Copy each line that contains the word "Land".

Items from a dataset:

---*---

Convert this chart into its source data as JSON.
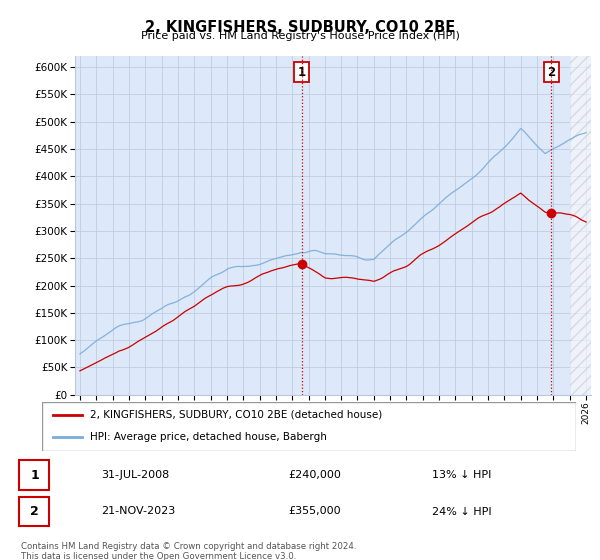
{
  "title": "2, KINGFISHERS, SUDBURY, CO10 2BE",
  "subtitle": "Price paid vs. HM Land Registry's House Price Index (HPI)",
  "ylim": [
    0,
    620000
  ],
  "yticks": [
    0,
    50000,
    100000,
    150000,
    200000,
    250000,
    300000,
    350000,
    400000,
    450000,
    500000,
    550000,
    600000
  ],
  "sale1_date_idx": 13.58,
  "sale1_price": 240000,
  "sale1_label": "1",
  "sale1_date_str": "31-JUL-2008",
  "sale1_amount_str": "£240,000",
  "sale1_hpi_str": "13% ↓ HPI",
  "sale2_date_idx": 28.87,
  "sale2_price": 355000,
  "sale2_label": "2",
  "sale2_date_str": "21-NOV-2023",
  "sale2_amount_str": "£355,000",
  "sale2_hpi_str": "24% ↓ HPI",
  "legend_red_label": "2, KINGFISHERS, SUDBURY, CO10 2BE (detached house)",
  "legend_blue_label": "HPI: Average price, detached house, Babergh",
  "footnote": "Contains HM Land Registry data © Crown copyright and database right 2024.\nThis data is licensed under the Open Government Licence v3.0.",
  "bg_color": "#dde8f8",
  "plot_bg": "#dde8f8",
  "red_color": "#cc0000",
  "blue_color": "#7aabdb",
  "vline_color": "#cc0000",
  "grid_color": "#b8c8e0",
  "start_year": 1995,
  "end_year": 2026,
  "n_points": 372
}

---*---

> **Solution below**:
  "subtitle": "Price paid vs. HM Land Registry's House Price Index (HPI)",
  "footnote": "Contains HM Land Registry data © Crown copyright and database right 2024.\nThis data is licensed under the Open Government Licence v3.0.",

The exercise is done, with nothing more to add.